WHAT THIS TASK INVOLVES: State the number of lines below in which the word "with" appears. Nothing else belongs in the answer.
======== RAW RECORDS
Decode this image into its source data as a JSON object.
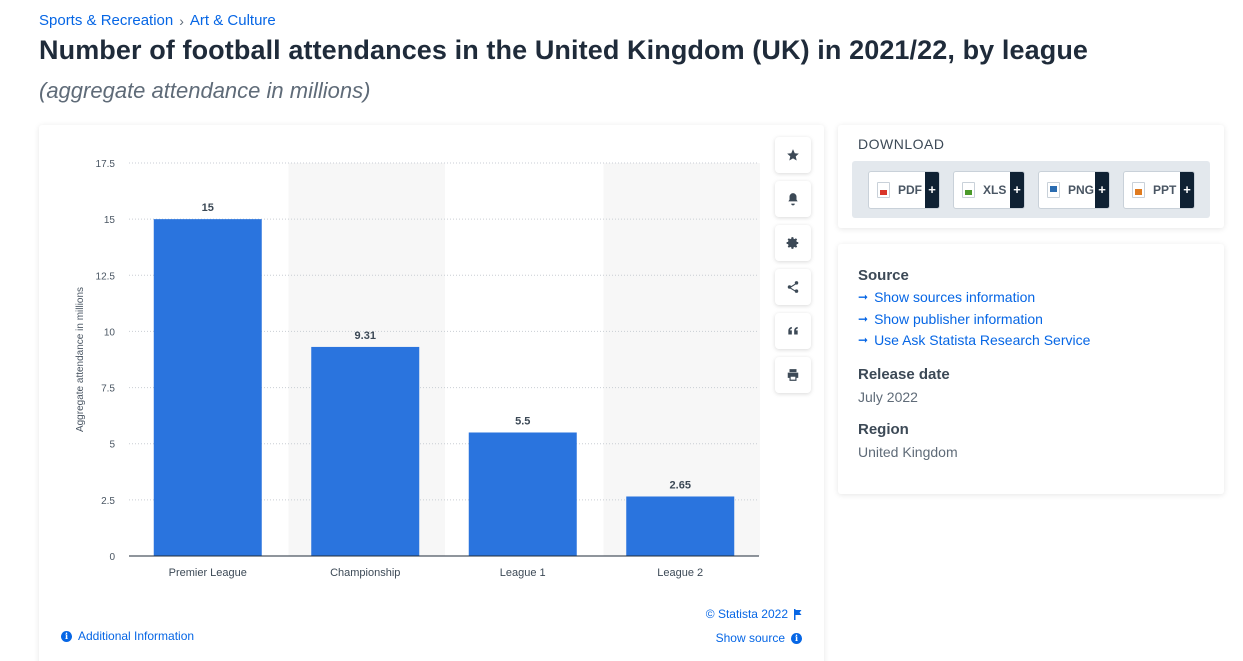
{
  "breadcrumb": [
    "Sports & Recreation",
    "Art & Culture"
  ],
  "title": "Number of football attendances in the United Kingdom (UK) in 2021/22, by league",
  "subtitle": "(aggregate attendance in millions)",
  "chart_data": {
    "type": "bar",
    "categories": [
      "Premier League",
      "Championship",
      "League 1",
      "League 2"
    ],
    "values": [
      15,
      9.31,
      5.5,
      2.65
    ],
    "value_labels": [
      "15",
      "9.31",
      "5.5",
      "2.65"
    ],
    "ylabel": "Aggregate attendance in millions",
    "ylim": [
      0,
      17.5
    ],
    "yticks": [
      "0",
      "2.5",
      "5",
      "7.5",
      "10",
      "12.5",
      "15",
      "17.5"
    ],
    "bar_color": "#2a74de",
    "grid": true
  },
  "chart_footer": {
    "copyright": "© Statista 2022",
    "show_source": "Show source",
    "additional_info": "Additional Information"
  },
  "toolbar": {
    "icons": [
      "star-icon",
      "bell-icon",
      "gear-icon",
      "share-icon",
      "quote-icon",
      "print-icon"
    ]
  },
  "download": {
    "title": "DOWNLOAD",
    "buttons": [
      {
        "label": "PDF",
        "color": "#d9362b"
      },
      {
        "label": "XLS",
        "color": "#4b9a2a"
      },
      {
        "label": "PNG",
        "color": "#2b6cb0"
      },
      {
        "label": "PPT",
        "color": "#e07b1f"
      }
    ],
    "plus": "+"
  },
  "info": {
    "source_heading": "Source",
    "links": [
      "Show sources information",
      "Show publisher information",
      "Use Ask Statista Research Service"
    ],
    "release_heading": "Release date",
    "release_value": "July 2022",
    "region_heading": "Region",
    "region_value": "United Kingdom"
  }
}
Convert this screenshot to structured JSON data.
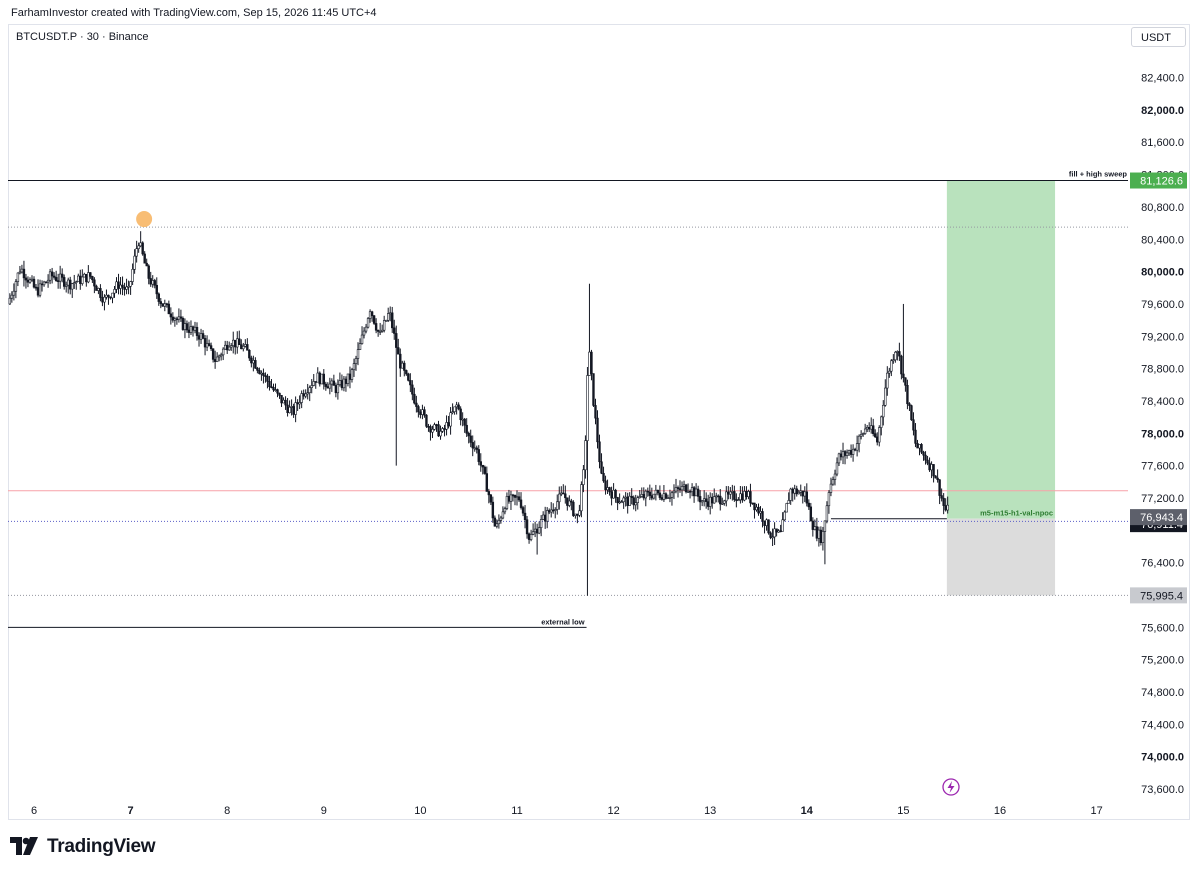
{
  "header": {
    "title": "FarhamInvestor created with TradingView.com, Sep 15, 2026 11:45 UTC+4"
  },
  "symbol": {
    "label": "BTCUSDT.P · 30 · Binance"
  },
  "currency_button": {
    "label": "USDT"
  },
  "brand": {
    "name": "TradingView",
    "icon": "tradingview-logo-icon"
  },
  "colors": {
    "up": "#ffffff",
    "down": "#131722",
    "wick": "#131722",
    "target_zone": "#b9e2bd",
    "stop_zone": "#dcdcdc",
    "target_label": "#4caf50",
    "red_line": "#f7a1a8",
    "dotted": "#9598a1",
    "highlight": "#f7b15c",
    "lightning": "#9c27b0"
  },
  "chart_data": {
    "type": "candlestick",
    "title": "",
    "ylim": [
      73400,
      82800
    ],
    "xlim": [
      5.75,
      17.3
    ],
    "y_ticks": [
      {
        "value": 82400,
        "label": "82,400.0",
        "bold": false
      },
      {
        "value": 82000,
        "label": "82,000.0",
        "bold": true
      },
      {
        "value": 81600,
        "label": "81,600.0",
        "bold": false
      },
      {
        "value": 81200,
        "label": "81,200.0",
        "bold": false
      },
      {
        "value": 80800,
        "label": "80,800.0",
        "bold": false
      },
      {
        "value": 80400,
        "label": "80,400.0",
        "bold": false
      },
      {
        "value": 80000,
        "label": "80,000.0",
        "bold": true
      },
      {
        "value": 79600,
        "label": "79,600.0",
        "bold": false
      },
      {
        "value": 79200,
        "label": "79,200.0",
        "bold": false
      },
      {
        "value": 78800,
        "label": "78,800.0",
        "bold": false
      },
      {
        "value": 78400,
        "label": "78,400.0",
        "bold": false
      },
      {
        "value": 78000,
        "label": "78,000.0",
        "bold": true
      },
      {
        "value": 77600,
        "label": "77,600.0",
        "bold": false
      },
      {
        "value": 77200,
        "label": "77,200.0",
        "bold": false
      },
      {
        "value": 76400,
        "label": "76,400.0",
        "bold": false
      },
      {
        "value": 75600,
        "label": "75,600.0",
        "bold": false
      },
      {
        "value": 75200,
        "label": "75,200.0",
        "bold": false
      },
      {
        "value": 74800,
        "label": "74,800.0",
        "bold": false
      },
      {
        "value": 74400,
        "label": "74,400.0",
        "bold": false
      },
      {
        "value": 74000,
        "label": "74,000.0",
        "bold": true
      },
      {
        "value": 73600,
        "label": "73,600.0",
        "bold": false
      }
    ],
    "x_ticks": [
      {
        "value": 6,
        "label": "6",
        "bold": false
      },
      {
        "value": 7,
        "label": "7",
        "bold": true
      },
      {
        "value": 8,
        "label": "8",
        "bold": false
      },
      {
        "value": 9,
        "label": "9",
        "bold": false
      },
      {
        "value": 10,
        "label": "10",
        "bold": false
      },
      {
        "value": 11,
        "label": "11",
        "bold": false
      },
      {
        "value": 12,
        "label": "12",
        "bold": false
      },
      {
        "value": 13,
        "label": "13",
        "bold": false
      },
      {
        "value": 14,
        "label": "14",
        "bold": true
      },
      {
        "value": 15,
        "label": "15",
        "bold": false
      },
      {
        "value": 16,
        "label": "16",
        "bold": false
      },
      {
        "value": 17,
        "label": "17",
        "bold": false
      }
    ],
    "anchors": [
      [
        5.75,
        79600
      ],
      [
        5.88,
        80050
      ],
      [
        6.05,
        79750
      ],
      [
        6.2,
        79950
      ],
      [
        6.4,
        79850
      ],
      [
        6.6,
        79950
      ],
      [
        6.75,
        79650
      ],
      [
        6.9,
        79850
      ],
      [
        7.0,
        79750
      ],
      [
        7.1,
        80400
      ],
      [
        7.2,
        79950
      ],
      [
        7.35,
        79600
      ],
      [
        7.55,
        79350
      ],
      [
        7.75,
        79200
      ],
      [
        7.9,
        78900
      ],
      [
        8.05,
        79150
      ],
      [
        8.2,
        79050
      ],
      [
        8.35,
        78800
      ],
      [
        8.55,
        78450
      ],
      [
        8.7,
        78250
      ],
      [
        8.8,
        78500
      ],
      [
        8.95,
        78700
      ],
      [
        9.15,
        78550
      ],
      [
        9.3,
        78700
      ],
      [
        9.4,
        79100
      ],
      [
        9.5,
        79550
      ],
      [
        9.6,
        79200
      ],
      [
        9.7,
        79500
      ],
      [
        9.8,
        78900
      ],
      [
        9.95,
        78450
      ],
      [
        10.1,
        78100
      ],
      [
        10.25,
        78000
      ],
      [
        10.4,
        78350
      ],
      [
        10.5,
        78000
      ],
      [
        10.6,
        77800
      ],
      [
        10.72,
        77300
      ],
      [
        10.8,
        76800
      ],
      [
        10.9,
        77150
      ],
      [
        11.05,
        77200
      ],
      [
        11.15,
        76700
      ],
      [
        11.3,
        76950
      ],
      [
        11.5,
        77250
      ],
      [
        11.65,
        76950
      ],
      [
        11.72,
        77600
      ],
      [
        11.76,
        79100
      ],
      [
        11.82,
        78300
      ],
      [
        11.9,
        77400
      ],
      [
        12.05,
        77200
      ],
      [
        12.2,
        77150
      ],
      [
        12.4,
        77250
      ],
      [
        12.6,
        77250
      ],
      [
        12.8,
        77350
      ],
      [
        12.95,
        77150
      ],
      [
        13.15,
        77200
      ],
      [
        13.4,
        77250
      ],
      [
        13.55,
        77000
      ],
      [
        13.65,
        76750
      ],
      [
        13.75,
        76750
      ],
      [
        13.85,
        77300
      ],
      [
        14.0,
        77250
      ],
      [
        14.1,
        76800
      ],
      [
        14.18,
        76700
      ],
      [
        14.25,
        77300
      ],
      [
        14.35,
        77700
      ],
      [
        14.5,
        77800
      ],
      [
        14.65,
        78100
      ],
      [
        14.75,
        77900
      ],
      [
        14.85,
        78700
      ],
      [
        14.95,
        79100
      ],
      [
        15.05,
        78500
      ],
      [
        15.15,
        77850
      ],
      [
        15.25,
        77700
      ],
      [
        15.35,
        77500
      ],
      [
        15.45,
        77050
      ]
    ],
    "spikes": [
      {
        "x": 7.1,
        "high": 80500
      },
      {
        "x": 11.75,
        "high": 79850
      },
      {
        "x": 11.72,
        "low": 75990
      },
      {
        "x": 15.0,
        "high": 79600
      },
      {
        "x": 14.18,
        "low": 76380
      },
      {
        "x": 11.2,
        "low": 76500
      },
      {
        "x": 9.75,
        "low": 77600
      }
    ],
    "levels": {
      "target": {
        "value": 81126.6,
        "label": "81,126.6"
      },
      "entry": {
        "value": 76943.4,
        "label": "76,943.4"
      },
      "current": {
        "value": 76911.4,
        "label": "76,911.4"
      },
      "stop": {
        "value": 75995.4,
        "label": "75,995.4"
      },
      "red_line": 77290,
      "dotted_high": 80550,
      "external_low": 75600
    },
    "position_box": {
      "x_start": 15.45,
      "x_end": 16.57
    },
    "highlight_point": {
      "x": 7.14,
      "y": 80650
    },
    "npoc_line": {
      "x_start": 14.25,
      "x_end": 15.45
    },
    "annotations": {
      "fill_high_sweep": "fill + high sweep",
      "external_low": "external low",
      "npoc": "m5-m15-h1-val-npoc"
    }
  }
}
================
======== RAW RECORDS
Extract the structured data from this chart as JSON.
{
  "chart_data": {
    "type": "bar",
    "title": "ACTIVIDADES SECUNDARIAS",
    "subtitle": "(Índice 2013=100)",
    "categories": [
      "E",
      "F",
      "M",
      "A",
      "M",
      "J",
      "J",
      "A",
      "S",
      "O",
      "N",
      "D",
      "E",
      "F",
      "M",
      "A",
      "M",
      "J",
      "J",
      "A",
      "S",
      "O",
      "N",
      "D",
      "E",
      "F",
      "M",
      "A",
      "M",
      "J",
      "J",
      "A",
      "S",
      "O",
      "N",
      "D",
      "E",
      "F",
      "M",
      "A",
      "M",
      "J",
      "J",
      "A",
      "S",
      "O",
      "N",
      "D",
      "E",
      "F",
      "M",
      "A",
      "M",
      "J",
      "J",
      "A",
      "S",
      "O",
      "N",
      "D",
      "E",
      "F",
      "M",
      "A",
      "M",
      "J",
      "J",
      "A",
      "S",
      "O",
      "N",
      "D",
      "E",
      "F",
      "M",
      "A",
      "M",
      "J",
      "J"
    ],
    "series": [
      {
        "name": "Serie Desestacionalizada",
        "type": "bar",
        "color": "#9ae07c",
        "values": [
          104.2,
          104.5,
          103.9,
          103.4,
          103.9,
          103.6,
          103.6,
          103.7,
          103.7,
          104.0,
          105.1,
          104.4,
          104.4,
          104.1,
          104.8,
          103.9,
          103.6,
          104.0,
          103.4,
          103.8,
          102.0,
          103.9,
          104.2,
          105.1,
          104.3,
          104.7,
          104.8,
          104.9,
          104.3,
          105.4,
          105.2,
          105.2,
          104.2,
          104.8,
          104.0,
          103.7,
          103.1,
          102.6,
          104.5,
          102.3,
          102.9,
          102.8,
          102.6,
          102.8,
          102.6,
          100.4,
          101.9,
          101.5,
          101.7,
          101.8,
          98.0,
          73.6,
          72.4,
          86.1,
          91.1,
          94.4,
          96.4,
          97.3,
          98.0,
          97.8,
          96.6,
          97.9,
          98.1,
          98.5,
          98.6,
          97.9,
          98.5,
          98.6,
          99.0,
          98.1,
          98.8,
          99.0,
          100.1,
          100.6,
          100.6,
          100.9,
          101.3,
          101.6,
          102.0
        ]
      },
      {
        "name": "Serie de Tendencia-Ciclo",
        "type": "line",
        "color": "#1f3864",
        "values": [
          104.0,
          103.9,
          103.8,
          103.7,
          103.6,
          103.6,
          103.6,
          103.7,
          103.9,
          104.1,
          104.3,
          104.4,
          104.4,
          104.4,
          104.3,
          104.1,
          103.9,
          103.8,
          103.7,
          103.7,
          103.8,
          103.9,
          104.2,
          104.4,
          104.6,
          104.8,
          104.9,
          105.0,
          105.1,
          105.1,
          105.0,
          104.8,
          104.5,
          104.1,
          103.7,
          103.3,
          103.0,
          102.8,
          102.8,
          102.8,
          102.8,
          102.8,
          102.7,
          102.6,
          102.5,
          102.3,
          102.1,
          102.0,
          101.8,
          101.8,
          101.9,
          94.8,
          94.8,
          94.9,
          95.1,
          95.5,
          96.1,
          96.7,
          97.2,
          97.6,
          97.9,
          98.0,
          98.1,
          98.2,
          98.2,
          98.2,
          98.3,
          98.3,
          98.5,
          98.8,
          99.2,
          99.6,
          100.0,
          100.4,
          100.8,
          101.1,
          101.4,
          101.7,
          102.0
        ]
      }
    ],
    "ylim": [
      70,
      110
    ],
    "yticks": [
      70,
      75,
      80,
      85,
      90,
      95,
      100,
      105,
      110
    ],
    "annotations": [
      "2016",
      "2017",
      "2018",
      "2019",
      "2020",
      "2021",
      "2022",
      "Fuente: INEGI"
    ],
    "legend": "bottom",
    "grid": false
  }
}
================
======== RAW RECORDS
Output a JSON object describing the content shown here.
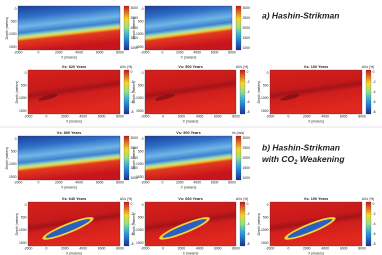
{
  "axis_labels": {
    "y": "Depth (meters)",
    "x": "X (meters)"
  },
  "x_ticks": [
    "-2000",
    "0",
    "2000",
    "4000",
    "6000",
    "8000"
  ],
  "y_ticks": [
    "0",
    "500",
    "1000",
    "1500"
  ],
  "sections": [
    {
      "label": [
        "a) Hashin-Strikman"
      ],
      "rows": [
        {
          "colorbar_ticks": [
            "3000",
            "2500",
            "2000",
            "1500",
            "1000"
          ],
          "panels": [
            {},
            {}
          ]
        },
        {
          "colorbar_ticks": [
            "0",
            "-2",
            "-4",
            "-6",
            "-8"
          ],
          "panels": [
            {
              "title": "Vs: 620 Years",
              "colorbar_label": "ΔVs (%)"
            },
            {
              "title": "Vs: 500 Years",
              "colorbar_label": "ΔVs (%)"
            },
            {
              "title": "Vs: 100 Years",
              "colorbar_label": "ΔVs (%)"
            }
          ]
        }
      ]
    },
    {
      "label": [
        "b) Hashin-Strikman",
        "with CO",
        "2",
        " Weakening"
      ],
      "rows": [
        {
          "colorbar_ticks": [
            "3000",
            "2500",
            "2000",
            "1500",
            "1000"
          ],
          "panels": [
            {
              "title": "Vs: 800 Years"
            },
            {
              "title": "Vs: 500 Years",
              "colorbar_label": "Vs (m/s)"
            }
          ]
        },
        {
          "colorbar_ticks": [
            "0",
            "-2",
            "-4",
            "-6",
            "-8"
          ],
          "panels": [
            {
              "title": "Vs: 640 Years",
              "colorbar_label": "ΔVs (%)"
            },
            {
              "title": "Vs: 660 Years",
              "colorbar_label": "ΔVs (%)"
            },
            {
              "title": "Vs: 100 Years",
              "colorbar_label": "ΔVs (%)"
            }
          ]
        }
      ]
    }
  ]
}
================
EXERCISE RESPONSE: 2